• _What to produce_
Tally the lines holding the string "marker" and reply with that number alone.

Records about charts and figures:
────────────────
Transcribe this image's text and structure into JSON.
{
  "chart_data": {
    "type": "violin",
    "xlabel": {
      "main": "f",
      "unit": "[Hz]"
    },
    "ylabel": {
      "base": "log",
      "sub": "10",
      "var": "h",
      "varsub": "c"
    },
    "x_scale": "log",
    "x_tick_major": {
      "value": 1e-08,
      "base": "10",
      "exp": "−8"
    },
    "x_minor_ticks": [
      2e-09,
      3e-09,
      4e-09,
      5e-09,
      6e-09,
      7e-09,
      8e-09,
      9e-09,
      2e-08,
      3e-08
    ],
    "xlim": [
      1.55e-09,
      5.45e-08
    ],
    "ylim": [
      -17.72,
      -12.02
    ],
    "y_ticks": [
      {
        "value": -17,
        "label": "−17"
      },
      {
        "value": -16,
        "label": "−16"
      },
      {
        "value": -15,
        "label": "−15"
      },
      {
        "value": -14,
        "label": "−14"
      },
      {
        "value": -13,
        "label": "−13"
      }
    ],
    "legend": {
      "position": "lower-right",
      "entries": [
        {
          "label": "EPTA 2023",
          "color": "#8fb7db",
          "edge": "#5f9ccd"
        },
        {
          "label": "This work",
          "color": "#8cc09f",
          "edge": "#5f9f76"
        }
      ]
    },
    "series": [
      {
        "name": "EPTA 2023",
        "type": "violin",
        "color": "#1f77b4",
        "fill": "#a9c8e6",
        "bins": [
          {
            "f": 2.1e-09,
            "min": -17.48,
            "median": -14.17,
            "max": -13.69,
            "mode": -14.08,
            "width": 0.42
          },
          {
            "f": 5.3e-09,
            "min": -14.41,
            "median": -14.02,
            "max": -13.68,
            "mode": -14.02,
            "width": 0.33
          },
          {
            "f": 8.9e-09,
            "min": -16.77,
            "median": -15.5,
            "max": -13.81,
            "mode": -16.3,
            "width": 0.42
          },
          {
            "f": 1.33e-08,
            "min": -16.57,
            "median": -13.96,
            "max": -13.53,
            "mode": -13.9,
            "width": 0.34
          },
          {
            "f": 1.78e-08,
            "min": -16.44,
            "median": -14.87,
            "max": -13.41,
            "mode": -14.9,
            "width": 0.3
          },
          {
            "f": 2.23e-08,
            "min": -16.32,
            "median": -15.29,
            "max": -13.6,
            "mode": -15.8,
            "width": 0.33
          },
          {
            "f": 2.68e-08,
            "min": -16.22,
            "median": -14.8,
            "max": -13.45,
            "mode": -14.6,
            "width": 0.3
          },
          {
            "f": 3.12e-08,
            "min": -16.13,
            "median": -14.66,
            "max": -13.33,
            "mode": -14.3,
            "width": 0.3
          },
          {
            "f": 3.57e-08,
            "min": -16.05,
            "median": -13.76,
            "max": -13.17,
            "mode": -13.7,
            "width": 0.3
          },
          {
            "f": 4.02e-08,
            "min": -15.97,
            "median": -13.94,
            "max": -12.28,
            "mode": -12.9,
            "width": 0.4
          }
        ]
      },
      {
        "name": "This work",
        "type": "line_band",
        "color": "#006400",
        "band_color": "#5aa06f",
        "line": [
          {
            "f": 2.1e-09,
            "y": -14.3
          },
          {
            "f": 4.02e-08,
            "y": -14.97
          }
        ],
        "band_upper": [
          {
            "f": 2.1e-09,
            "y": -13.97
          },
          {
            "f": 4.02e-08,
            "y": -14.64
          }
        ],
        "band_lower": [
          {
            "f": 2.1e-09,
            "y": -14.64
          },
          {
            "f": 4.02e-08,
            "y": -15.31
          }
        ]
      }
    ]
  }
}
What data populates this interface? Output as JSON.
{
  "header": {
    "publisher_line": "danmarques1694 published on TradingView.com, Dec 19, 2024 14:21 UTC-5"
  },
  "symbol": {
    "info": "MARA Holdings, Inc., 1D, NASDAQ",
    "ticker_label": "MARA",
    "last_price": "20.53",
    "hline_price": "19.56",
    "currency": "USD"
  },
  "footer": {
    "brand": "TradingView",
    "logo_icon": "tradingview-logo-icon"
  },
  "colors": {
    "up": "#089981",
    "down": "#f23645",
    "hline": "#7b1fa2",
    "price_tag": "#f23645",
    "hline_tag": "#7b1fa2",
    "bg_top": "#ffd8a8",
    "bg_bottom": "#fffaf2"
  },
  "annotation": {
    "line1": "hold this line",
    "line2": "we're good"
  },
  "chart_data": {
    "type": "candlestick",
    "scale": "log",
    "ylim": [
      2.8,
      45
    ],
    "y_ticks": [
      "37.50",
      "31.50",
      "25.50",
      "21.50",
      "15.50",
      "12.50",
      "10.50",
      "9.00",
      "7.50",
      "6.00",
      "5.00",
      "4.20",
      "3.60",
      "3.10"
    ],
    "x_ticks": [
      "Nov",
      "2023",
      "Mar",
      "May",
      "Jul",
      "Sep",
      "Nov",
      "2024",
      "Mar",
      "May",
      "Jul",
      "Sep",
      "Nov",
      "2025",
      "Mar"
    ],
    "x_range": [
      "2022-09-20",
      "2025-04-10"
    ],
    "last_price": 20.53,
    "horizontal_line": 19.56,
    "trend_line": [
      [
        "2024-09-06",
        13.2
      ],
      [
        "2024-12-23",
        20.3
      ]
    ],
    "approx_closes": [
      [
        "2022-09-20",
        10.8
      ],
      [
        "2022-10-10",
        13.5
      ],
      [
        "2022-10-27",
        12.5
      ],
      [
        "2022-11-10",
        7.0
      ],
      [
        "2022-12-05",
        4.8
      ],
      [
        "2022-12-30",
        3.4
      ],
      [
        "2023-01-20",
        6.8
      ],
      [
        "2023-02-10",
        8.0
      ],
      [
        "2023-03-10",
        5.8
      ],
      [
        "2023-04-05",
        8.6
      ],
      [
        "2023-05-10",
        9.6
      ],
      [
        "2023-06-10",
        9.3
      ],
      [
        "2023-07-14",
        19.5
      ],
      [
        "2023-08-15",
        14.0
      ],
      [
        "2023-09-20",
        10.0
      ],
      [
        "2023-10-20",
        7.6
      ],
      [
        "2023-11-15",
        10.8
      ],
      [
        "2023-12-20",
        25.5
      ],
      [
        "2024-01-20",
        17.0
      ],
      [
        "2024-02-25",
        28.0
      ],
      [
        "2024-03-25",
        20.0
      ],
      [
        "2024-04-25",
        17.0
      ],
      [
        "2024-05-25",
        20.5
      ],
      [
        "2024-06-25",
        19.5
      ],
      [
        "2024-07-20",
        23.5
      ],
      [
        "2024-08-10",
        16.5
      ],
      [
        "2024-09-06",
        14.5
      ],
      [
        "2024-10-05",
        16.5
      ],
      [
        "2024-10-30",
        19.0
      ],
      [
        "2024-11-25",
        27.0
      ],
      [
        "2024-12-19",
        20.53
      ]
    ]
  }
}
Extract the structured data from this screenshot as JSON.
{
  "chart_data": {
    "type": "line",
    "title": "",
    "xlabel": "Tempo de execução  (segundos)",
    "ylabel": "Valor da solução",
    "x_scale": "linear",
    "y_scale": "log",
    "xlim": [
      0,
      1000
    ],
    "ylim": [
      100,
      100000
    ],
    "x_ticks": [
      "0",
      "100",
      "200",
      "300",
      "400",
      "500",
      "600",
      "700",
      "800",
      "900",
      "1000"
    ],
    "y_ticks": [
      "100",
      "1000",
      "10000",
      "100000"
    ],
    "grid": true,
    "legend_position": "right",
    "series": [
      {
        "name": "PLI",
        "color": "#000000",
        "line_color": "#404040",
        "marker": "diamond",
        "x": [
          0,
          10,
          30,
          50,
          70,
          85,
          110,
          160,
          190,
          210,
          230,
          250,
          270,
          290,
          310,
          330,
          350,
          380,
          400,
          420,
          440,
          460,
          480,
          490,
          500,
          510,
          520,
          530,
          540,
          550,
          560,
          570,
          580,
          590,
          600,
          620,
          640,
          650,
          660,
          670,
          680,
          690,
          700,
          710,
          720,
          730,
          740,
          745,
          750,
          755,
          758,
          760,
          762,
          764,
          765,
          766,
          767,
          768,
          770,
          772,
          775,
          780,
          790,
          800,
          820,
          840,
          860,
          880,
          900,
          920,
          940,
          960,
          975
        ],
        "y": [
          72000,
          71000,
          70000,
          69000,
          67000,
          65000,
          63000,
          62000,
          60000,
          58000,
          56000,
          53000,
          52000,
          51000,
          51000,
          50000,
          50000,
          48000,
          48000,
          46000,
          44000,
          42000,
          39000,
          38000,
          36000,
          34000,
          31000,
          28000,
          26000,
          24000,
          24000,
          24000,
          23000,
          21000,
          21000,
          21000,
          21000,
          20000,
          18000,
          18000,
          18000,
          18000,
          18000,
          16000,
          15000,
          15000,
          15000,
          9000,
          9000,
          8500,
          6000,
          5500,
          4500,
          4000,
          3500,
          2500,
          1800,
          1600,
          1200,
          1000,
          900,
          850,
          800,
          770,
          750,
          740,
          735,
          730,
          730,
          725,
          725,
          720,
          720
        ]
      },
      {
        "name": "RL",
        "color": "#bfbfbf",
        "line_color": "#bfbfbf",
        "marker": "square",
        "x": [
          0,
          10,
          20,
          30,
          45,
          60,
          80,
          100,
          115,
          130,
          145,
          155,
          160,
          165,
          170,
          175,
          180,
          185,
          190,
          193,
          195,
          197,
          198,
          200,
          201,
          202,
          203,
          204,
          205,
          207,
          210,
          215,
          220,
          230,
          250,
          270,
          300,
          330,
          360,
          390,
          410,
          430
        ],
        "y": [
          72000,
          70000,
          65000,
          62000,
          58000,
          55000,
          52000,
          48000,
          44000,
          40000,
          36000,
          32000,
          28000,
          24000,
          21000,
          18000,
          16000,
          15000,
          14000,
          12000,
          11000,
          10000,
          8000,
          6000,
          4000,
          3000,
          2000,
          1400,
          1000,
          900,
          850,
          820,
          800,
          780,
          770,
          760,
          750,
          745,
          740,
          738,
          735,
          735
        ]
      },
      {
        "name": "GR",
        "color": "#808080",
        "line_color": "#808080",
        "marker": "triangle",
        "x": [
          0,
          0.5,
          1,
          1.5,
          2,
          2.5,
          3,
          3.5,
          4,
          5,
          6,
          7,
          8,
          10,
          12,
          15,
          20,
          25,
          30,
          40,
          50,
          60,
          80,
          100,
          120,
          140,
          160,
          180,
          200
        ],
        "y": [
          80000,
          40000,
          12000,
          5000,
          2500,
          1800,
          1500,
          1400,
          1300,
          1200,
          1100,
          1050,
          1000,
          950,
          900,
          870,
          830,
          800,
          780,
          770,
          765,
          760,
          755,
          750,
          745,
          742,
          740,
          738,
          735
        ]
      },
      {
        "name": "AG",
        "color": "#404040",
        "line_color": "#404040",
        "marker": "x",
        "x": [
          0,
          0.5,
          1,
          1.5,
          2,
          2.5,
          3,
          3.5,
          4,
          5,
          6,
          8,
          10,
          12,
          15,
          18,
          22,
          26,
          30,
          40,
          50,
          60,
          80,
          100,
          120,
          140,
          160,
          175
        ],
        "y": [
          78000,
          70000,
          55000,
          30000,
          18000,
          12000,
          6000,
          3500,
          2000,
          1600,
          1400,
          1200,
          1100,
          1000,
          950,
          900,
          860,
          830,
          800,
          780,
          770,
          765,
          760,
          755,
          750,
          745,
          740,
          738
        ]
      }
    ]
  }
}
────────────────
• _Response below_
4